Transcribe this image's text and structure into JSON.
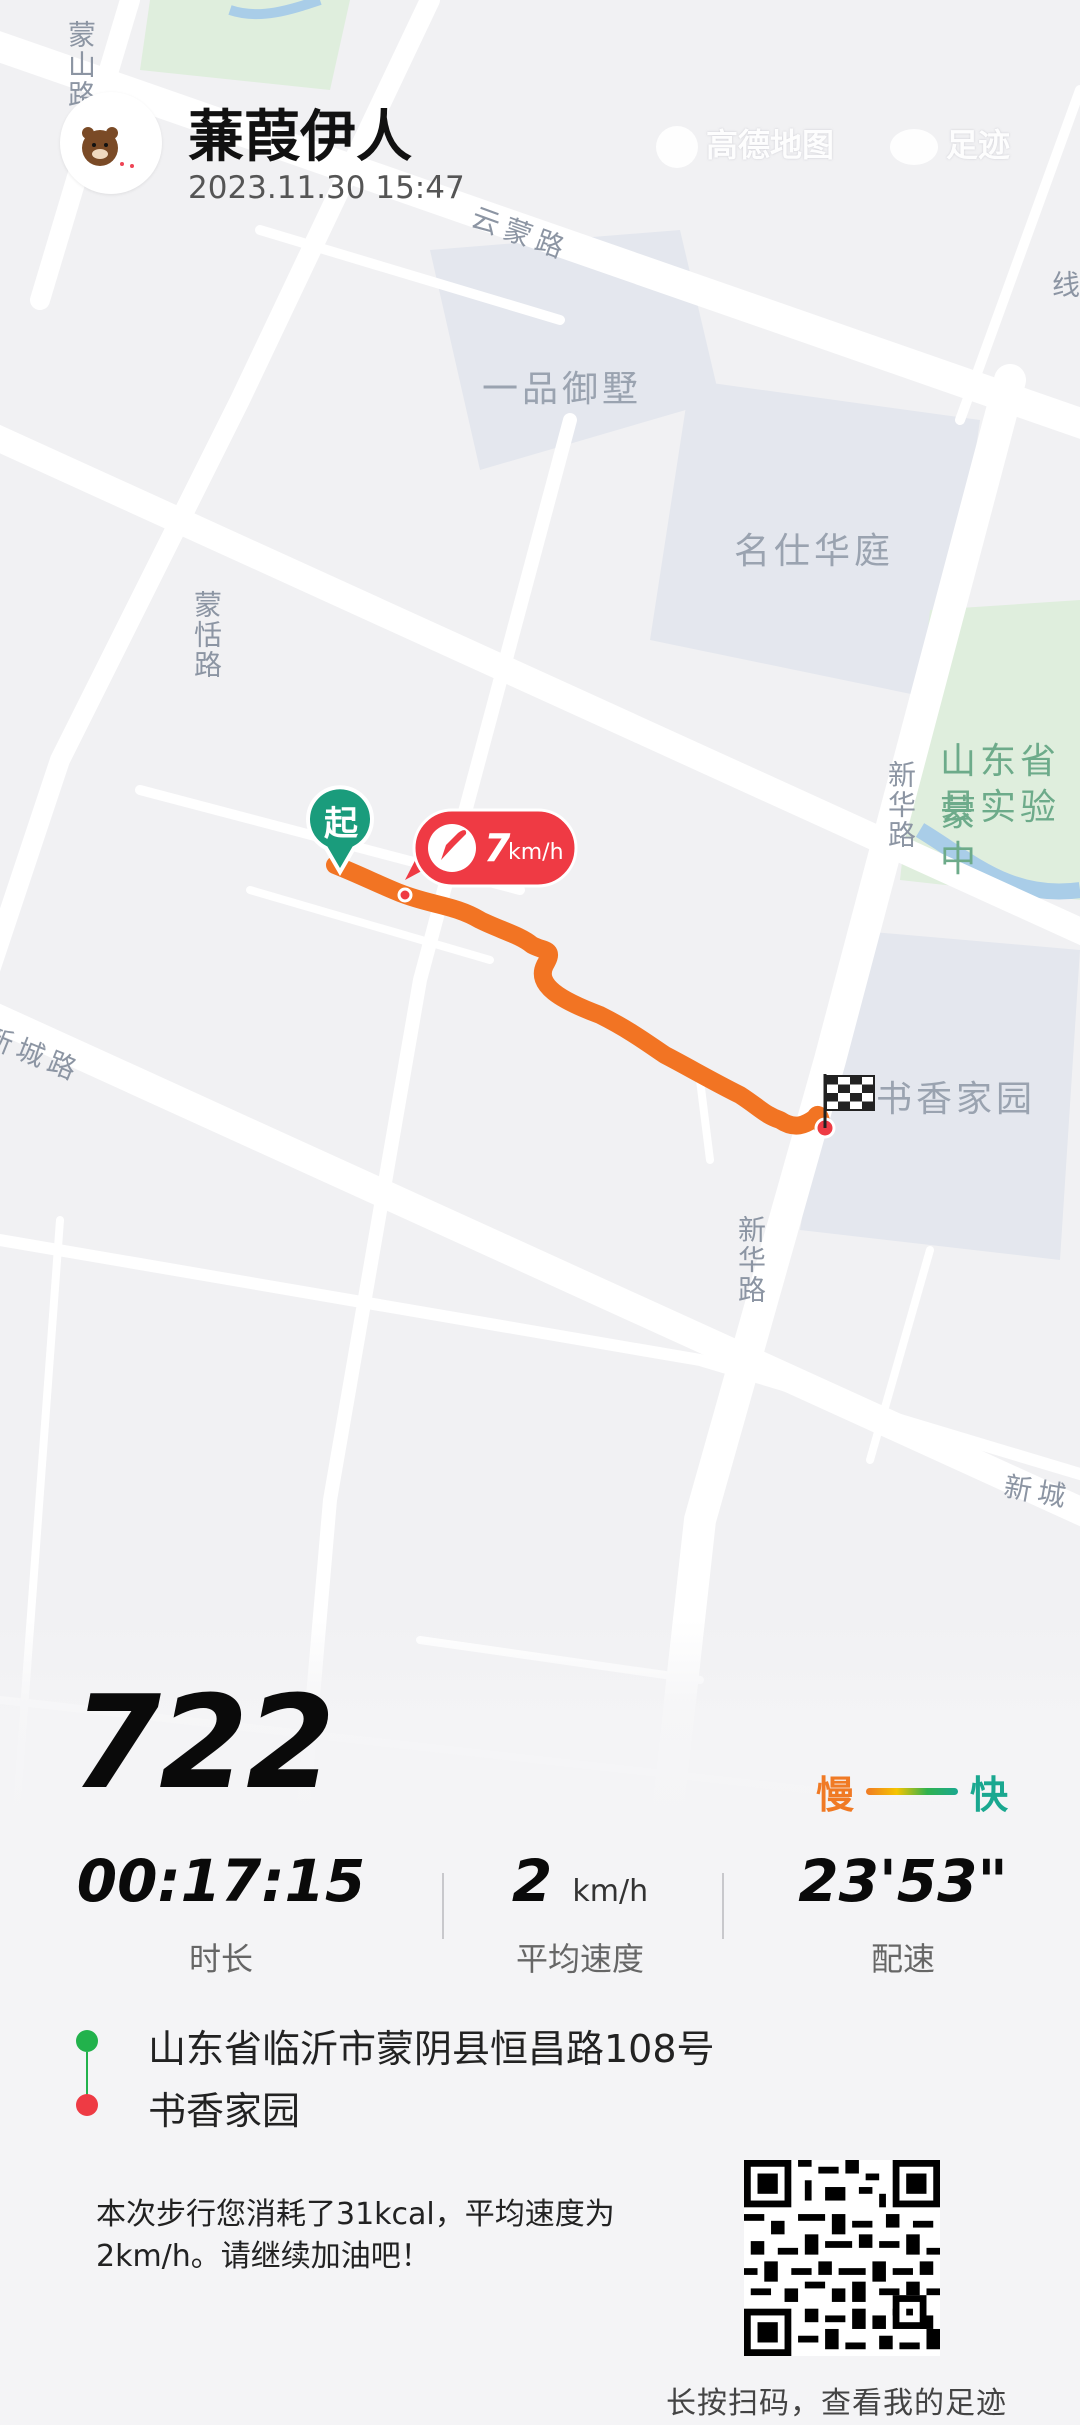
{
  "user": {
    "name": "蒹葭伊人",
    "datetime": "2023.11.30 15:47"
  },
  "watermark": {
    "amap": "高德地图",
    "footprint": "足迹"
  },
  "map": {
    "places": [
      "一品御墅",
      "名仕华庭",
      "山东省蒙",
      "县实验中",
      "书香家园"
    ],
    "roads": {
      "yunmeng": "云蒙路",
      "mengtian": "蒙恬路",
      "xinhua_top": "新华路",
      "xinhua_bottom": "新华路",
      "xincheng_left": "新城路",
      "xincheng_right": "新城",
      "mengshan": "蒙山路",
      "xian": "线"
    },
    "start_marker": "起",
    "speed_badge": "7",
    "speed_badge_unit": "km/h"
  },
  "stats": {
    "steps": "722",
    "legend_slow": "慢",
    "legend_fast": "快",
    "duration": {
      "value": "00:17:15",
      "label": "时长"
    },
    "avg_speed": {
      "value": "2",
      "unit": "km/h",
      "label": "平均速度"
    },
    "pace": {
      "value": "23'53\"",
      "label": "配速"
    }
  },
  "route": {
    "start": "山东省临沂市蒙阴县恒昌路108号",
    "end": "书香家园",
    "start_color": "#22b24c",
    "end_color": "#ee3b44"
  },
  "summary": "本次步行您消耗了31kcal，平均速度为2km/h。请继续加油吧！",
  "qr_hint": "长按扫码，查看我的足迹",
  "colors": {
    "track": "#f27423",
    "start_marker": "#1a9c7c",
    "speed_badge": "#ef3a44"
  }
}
==
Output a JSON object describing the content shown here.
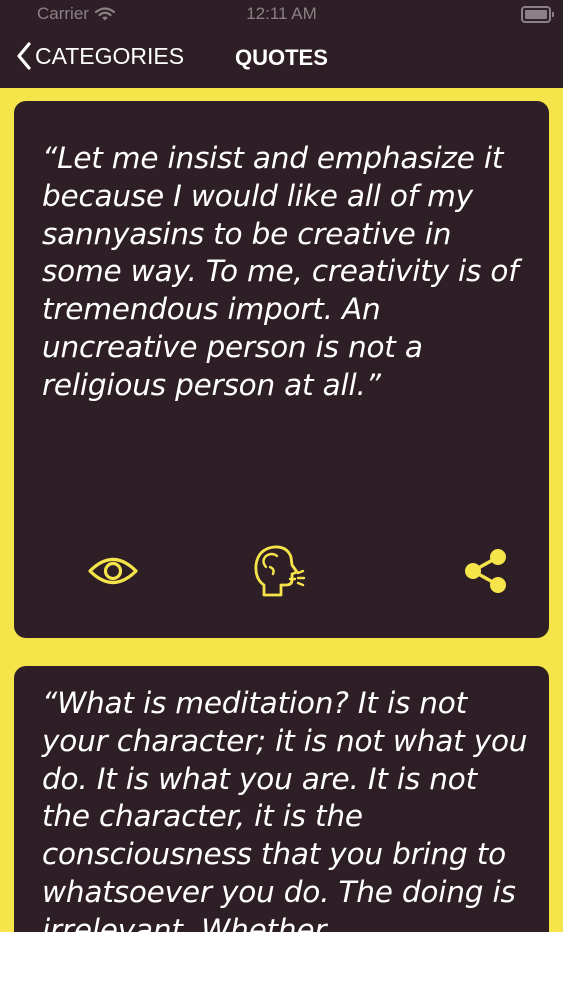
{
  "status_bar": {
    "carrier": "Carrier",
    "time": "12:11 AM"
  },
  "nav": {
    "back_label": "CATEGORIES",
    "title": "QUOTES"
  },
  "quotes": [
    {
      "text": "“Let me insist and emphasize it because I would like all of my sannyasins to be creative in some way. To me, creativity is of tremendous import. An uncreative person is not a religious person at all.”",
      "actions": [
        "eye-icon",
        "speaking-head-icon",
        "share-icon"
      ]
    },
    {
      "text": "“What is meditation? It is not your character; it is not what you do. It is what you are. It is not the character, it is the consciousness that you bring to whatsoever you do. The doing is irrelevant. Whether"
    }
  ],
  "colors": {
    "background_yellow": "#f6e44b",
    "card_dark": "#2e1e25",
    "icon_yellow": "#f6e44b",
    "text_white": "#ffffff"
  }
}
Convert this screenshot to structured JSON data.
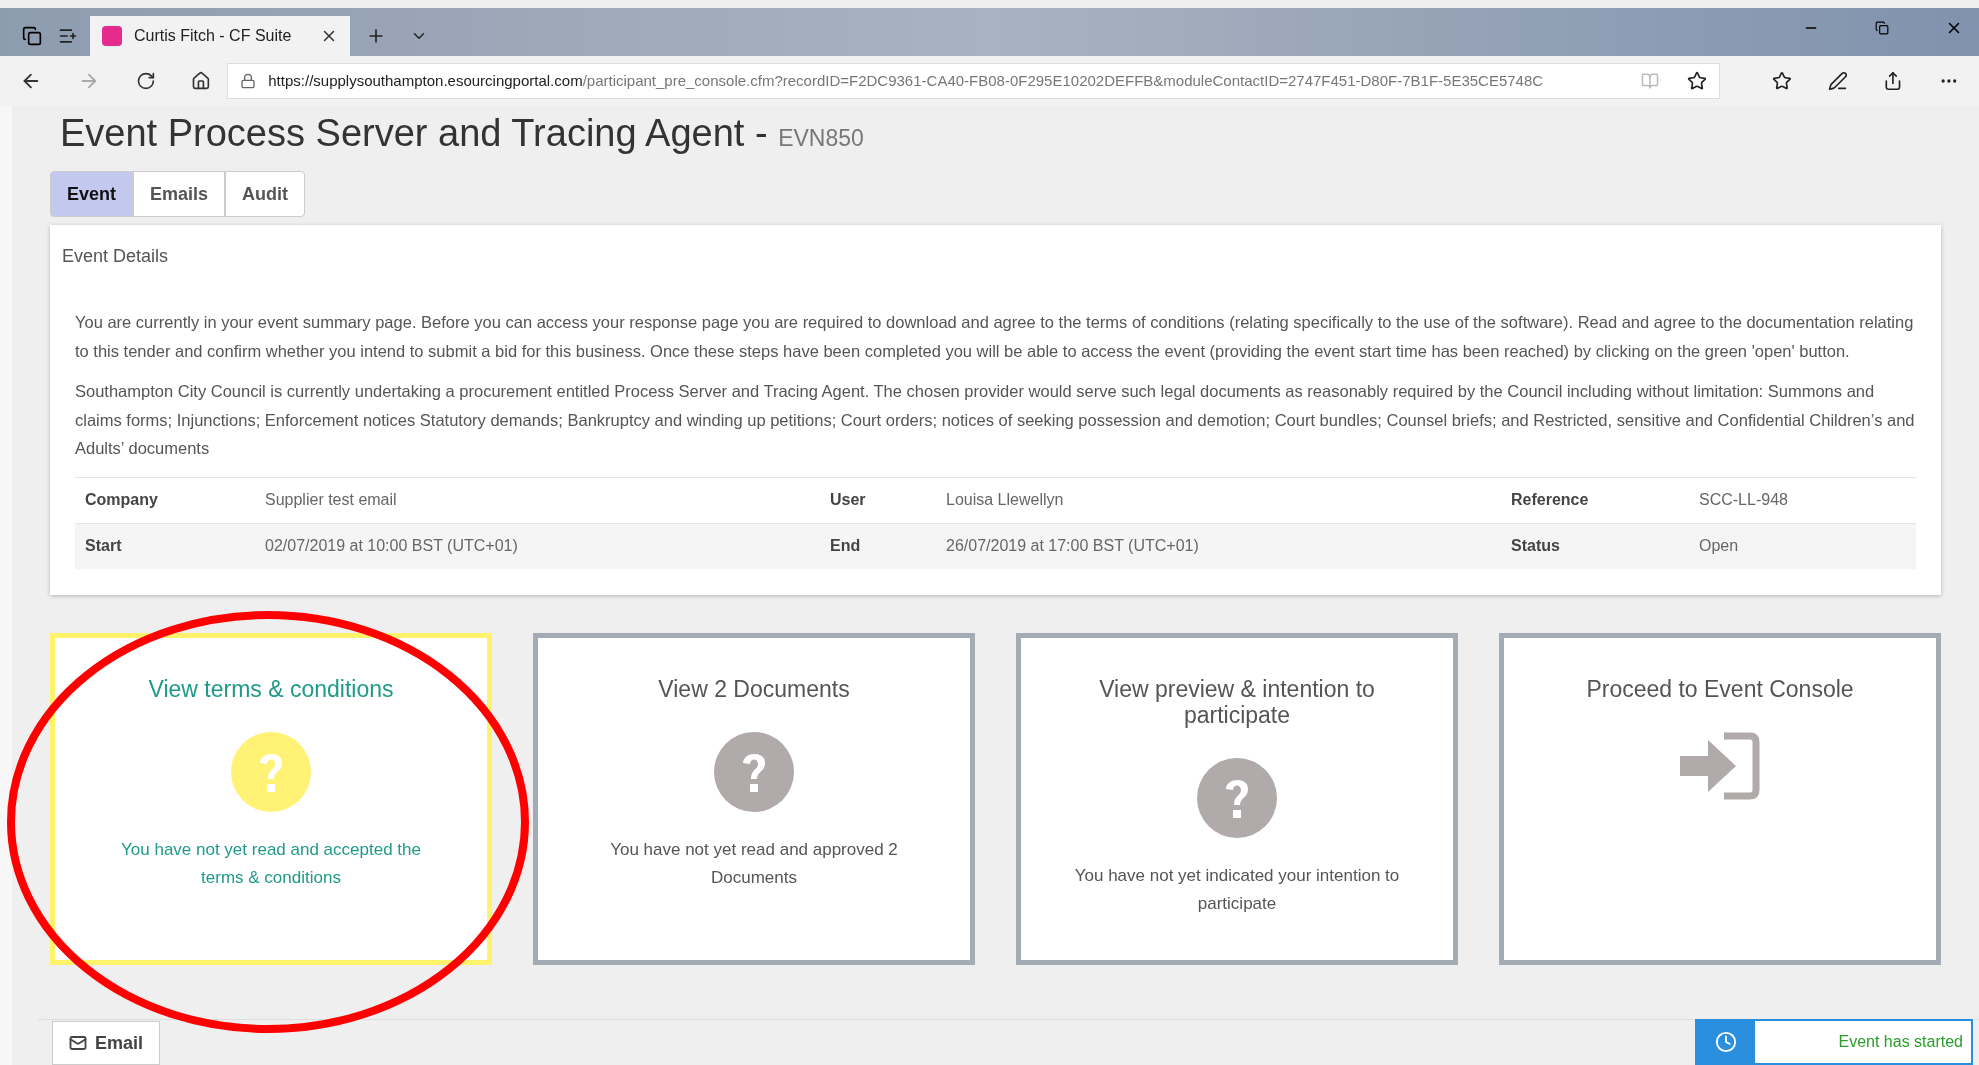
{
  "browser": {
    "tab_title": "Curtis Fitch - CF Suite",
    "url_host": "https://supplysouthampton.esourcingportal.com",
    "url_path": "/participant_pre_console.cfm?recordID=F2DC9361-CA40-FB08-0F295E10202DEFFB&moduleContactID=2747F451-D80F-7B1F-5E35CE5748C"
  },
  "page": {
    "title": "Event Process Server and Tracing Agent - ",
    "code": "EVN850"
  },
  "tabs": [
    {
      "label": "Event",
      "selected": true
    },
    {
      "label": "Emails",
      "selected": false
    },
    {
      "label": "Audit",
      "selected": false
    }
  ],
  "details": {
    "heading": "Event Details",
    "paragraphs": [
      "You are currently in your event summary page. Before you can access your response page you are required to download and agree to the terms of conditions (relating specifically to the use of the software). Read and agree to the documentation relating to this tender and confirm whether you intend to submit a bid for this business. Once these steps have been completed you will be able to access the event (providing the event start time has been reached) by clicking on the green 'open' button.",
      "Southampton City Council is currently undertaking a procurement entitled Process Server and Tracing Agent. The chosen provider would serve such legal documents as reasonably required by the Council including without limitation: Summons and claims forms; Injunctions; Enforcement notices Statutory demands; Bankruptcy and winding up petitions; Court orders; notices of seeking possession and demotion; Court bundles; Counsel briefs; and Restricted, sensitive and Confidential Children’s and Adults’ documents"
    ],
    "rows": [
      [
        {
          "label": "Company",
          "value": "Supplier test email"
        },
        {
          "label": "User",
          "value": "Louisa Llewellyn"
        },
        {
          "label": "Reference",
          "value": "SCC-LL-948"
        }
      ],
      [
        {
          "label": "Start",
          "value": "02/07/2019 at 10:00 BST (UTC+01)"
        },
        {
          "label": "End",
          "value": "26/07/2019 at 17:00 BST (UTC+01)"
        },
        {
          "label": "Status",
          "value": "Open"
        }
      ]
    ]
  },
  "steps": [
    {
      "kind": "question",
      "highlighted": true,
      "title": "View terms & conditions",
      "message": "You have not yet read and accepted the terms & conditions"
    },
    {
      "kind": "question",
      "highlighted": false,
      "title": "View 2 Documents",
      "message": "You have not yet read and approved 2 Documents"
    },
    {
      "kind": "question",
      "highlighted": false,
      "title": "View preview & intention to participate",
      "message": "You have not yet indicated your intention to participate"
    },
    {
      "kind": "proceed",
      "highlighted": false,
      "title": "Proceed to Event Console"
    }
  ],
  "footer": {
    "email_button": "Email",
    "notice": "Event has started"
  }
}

Job:
Which lines contain the word "your"? Return each of them.

Problem solution:
      "text": "“What is meditation? It is not your character; it is not what you do. It is what you are. It is not the character, it is the consciousness that you bring to whatsoever you do. The doing is irrelevant. Whether"
      "You are currently in your event summary page. Before you can access your response page you are required to download and agree to the terms of conditions (relating specifically to the use of the software). Read and agree to the documentation relating to this tender and confirm whether you intend to submit a bid for this business. Once these steps have been completed you will be able to access the event (providing the event start time has been reached) by clicking on the green 'open' button.",
      "message": "You have not yet indicated your intention to participate"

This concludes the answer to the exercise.